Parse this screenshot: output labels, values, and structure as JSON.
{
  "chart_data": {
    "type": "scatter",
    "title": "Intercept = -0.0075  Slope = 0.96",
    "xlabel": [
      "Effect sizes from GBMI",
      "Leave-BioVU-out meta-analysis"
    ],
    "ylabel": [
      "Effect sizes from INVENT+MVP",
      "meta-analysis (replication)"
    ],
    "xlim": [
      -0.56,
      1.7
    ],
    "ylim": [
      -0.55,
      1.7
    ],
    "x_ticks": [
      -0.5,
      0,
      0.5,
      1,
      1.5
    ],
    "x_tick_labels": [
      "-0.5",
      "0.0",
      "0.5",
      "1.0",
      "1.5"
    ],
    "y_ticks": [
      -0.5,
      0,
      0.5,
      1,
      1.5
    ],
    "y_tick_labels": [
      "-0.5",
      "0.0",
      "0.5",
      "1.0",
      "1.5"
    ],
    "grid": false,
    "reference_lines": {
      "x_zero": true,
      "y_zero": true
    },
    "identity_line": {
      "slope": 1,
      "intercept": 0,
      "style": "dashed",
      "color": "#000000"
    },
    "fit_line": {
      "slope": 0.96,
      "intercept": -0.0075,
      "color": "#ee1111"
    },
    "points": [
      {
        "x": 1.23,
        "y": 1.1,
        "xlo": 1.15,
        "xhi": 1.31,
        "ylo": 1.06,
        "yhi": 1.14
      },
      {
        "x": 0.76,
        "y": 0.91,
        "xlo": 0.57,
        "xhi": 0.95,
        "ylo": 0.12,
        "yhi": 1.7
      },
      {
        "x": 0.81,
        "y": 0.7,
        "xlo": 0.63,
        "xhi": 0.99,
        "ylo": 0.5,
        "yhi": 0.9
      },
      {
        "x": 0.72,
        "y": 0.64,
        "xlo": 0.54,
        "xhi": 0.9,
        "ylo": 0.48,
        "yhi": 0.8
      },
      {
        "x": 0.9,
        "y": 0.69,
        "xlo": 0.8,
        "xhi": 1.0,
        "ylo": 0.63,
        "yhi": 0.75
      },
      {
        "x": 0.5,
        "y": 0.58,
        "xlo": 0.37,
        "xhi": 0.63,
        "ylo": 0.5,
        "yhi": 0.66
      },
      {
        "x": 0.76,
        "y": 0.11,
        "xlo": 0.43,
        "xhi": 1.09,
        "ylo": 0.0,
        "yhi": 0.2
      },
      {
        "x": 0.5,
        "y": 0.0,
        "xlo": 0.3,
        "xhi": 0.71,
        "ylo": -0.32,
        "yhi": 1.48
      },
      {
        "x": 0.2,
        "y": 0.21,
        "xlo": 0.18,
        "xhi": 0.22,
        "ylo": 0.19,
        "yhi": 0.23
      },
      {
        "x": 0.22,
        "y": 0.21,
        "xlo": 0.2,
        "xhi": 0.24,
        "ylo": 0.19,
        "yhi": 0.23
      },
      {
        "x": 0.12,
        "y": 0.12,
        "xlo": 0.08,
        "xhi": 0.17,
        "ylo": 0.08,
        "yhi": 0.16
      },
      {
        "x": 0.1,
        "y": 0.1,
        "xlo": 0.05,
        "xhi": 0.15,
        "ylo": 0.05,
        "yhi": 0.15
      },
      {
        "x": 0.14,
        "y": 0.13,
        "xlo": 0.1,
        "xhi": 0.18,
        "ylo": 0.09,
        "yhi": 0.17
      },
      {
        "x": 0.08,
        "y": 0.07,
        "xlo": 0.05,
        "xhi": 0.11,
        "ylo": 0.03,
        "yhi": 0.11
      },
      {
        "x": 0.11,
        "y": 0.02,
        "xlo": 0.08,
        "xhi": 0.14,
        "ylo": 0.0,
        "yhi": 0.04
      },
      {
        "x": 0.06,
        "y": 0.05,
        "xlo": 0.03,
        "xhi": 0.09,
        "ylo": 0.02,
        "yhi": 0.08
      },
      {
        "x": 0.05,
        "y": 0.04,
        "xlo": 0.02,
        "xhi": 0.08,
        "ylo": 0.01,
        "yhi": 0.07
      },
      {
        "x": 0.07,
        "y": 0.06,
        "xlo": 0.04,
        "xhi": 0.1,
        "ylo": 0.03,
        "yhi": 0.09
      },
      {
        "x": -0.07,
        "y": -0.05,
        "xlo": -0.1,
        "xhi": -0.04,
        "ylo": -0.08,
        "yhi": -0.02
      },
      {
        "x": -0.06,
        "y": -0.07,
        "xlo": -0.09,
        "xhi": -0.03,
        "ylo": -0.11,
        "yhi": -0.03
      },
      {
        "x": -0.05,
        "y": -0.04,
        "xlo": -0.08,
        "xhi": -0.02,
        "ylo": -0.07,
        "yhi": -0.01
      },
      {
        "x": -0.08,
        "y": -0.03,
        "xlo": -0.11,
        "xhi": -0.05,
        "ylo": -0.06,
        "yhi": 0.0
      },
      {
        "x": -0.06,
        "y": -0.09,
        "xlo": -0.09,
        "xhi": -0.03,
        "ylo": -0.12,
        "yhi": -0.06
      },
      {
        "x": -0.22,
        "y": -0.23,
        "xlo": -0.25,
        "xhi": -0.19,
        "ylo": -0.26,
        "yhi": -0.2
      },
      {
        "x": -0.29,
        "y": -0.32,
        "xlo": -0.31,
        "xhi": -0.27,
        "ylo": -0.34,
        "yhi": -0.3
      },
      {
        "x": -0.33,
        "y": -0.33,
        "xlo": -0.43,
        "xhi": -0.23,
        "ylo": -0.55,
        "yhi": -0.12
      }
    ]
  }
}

---

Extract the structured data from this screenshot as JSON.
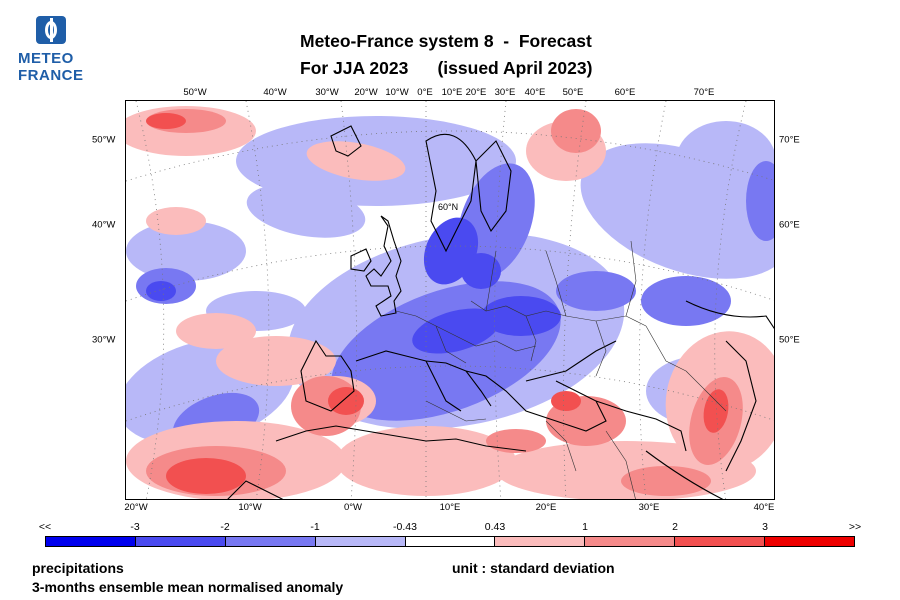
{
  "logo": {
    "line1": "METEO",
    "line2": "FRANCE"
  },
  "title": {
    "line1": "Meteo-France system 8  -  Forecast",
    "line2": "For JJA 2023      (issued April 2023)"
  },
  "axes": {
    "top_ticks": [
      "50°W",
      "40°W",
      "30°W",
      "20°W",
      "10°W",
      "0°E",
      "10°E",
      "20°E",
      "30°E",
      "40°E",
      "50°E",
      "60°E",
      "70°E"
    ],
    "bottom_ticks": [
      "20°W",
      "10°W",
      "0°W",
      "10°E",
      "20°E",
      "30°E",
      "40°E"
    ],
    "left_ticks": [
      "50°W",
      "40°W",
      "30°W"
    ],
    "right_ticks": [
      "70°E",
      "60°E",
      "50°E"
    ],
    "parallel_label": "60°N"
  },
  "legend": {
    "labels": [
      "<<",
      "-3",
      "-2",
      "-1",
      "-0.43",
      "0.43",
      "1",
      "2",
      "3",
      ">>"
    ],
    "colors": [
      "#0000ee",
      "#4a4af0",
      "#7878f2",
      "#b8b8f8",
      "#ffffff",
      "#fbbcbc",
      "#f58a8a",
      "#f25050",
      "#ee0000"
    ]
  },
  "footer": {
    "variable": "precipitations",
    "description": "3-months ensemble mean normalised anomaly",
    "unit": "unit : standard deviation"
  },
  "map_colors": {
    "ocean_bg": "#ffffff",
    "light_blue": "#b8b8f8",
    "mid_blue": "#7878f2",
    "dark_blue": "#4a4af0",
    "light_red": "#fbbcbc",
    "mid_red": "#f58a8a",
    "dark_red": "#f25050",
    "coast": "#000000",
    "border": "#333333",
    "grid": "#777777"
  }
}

• [Exercise brief]: Give only the number of lines in the data that hold the word "JSON".

• [Full response]: 2